## WHAT TO PRODUCE
State how many lines of the listing below include the word "heading". Give only the number.

Dataset excerpt
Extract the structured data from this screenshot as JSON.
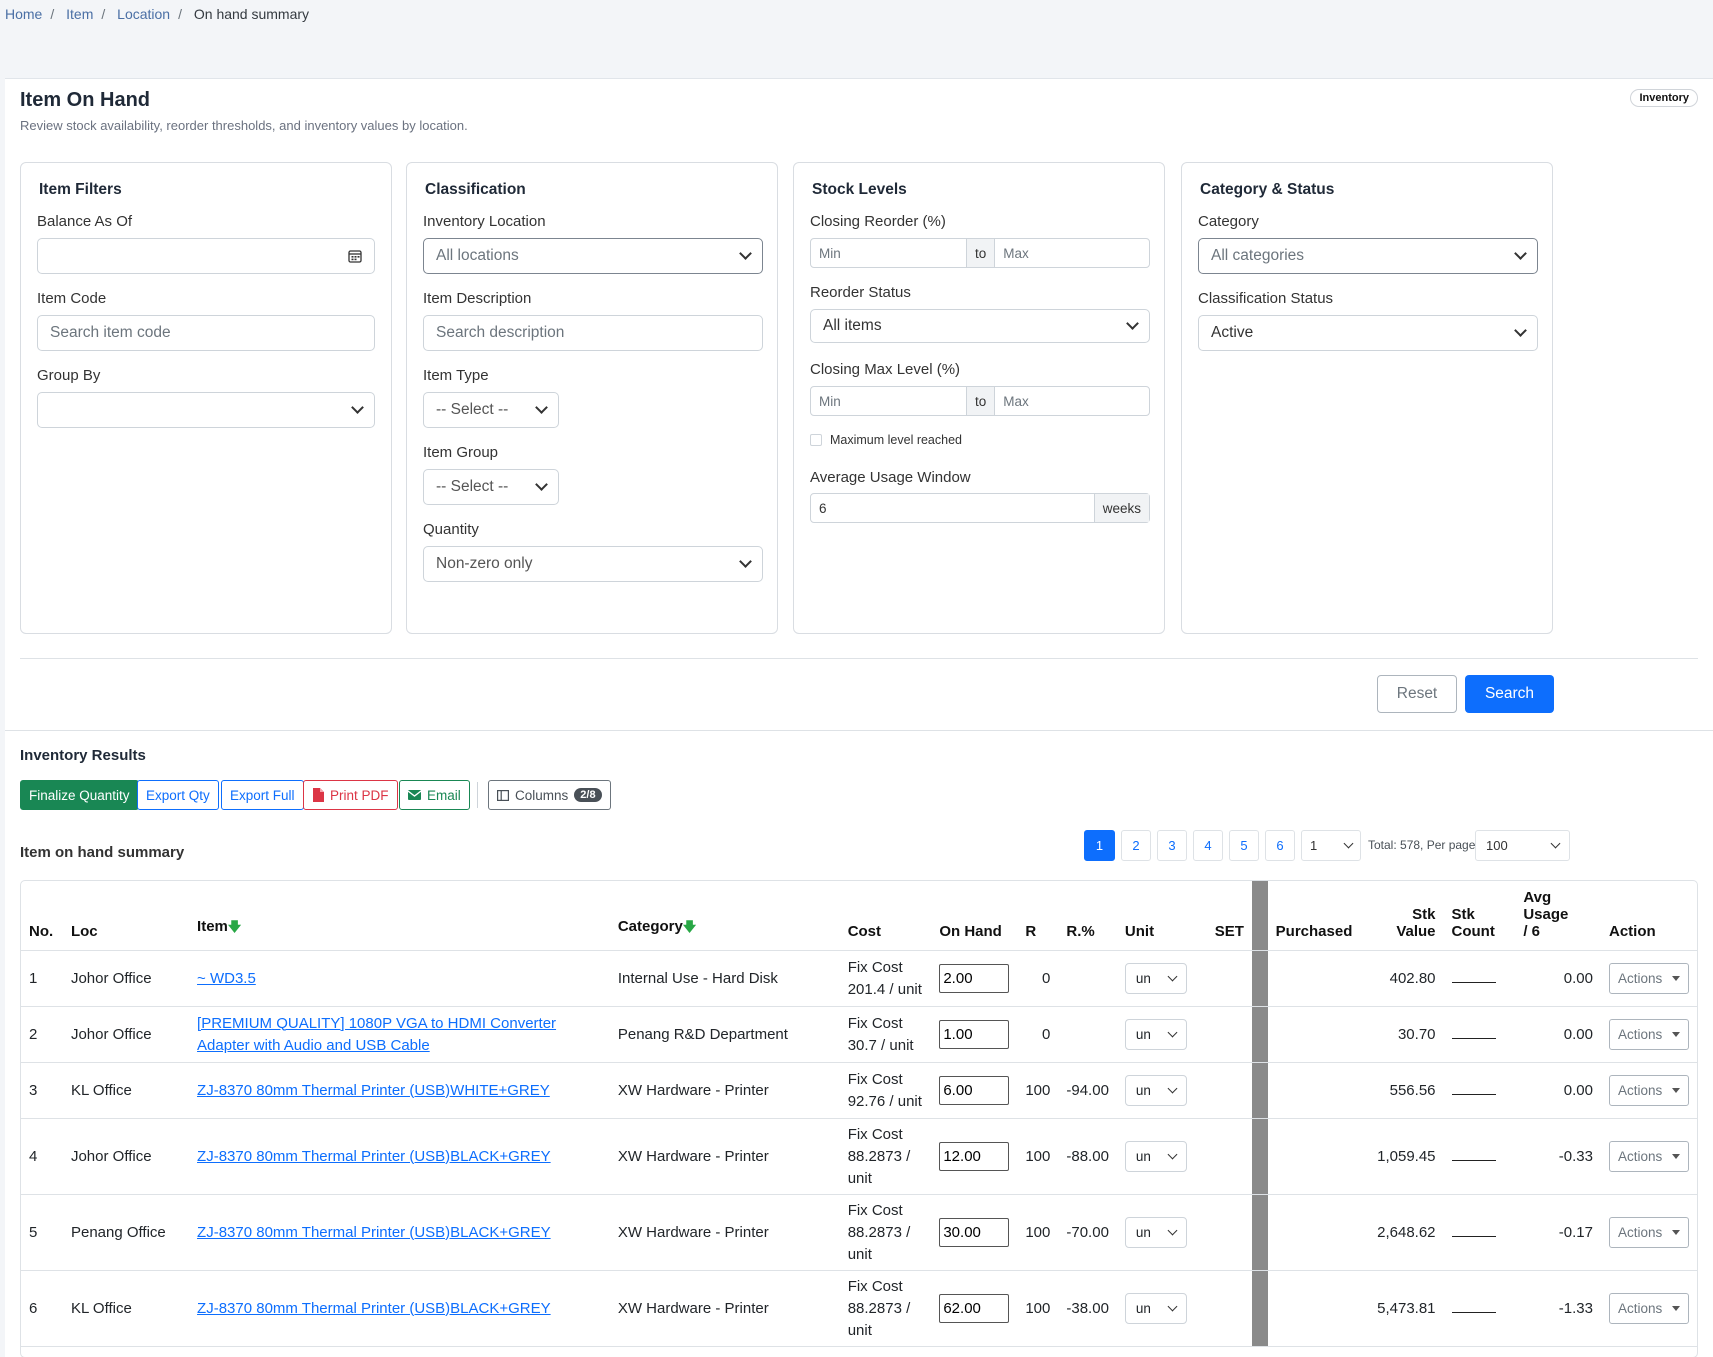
{
  "breadcrumb": [
    "Home",
    "Item",
    "Location",
    "On hand summary"
  ],
  "page": {
    "title": "Item On Hand",
    "subtitle": "Review stock availability, reorder thresholds, and inventory values by location.",
    "badge": "Inventory"
  },
  "filters": {
    "item": {
      "heading": "Item Filters",
      "balance_label": "Balance As Of",
      "balance_value": "",
      "code_label": "Item Code",
      "code_placeholder": "Search item code",
      "group_label": "Group By",
      "group_value": ""
    },
    "classification": {
      "heading": "Classification",
      "location_label": "Inventory Location",
      "location_value": "All locations",
      "desc_label": "Item Description",
      "desc_placeholder": "Search description",
      "type_label": "Item Type",
      "type_value": "-- Select --",
      "group_label": "Item Group",
      "group_value": "-- Select --",
      "qty_label": "Quantity",
      "qty_value": "Non-zero only"
    },
    "stock": {
      "heading": "Stock Levels",
      "reorder_label": "Closing Reorder (%)",
      "min": "Min",
      "to": "to",
      "max": "Max",
      "status_label": "Reorder Status",
      "status_value": "All items",
      "maxlevel_label": "Closing Max Level (%)",
      "max_reached_label": "Maximum level reached",
      "usage_label": "Average Usage Window",
      "usage_value": "6",
      "usage_unit": "weeks"
    },
    "category": {
      "heading": "Category & Status",
      "cat_label": "Category",
      "cat_value": "All categories",
      "status_label": "Classification Status",
      "status_value": "Active"
    },
    "reset": "Reset",
    "search": "Search"
  },
  "results": {
    "heading": "Inventory Results",
    "toolbar": {
      "finalize": "Finalize Quantity",
      "export_qty": "Export Qty",
      "export_full": "Export Full",
      "print_pdf": "Print PDF",
      "email": "Email",
      "columns": "Columns",
      "columns_count": "2/8"
    },
    "summary_title": "Item on hand summary",
    "pages": [
      "1",
      "2",
      "3",
      "4",
      "5",
      "6"
    ],
    "current_page": "1",
    "page_select": "1",
    "total_text": "Total: 578, Per page:",
    "per_page": "100",
    "columns": [
      "No.",
      "Loc",
      "Item",
      "Category",
      "Cost",
      "On Hand",
      "R",
      "R.%",
      "Unit",
      "SET",
      "Purchased",
      "Stk Value",
      "Stk Count",
      "Avg Usage / 6",
      "Action"
    ],
    "rows": [
      {
        "no": "1",
        "loc": "Johor Office",
        "item": "~ WD3.5",
        "category": "Internal Use - Hard Disk",
        "cost": "Fix Cost 201.4 / unit",
        "onhand": "2.00",
        "r": "0",
        "rp": "",
        "unit": "un",
        "stk_value": "402.80",
        "avg": "0.00",
        "action": "Actions"
      },
      {
        "no": "2",
        "loc": "Johor Office",
        "item": "[PREMIUM QUALITY] 1080P VGA to HDMI Converter Adapter with Audio and USB Cable",
        "category": "Penang R&D Department",
        "cost": "Fix Cost 30.7 / unit",
        "onhand": "1.00",
        "r": "0",
        "rp": "",
        "unit": "un",
        "stk_value": "30.70",
        "avg": "0.00",
        "action": "Actions"
      },
      {
        "no": "3",
        "loc": "KL Office",
        "item": "ZJ-8370 80mm Thermal Printer (USB)WHITE+GREY",
        "category": "XW Hardware - Printer",
        "cost": "Fix Cost 92.76 / unit",
        "onhand": "6.00",
        "r": "100",
        "rp": "-94.00",
        "unit": "un",
        "stk_value": "556.56",
        "avg": "0.00",
        "action": "Actions"
      },
      {
        "no": "4",
        "loc": "Johor Office",
        "item": "ZJ-8370 80mm Thermal Printer (USB)BLACK+GREY",
        "category": "XW Hardware - Printer",
        "cost": "Fix Cost 88.2873 / unit",
        "onhand": "12.00",
        "r": "100",
        "rp": "-88.00",
        "unit": "un",
        "stk_value": "1,059.45",
        "avg": "-0.33",
        "action": "Actions"
      },
      {
        "no": "5",
        "loc": "Penang Office",
        "item": "ZJ-8370 80mm Thermal Printer (USB)BLACK+GREY",
        "category": "XW Hardware - Printer",
        "cost": "Fix Cost 88.2873 / unit",
        "onhand": "30.00",
        "r": "100",
        "rp": "-70.00",
        "unit": "un",
        "stk_value": "2,648.62",
        "avg": "-0.17",
        "action": "Actions"
      },
      {
        "no": "6",
        "loc": "KL Office",
        "item": "ZJ-8370 80mm Thermal Printer (USB)BLACK+GREY",
        "category": "XW Hardware - Printer",
        "cost": "Fix Cost 88.2873 / unit",
        "onhand": "62.00",
        "r": "100",
        "rp": "-38.00",
        "unit": "un",
        "stk_value": "5,473.81",
        "avg": "-1.33",
        "action": "Actions"
      }
    ]
  }
}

## ANSWER BELOW
5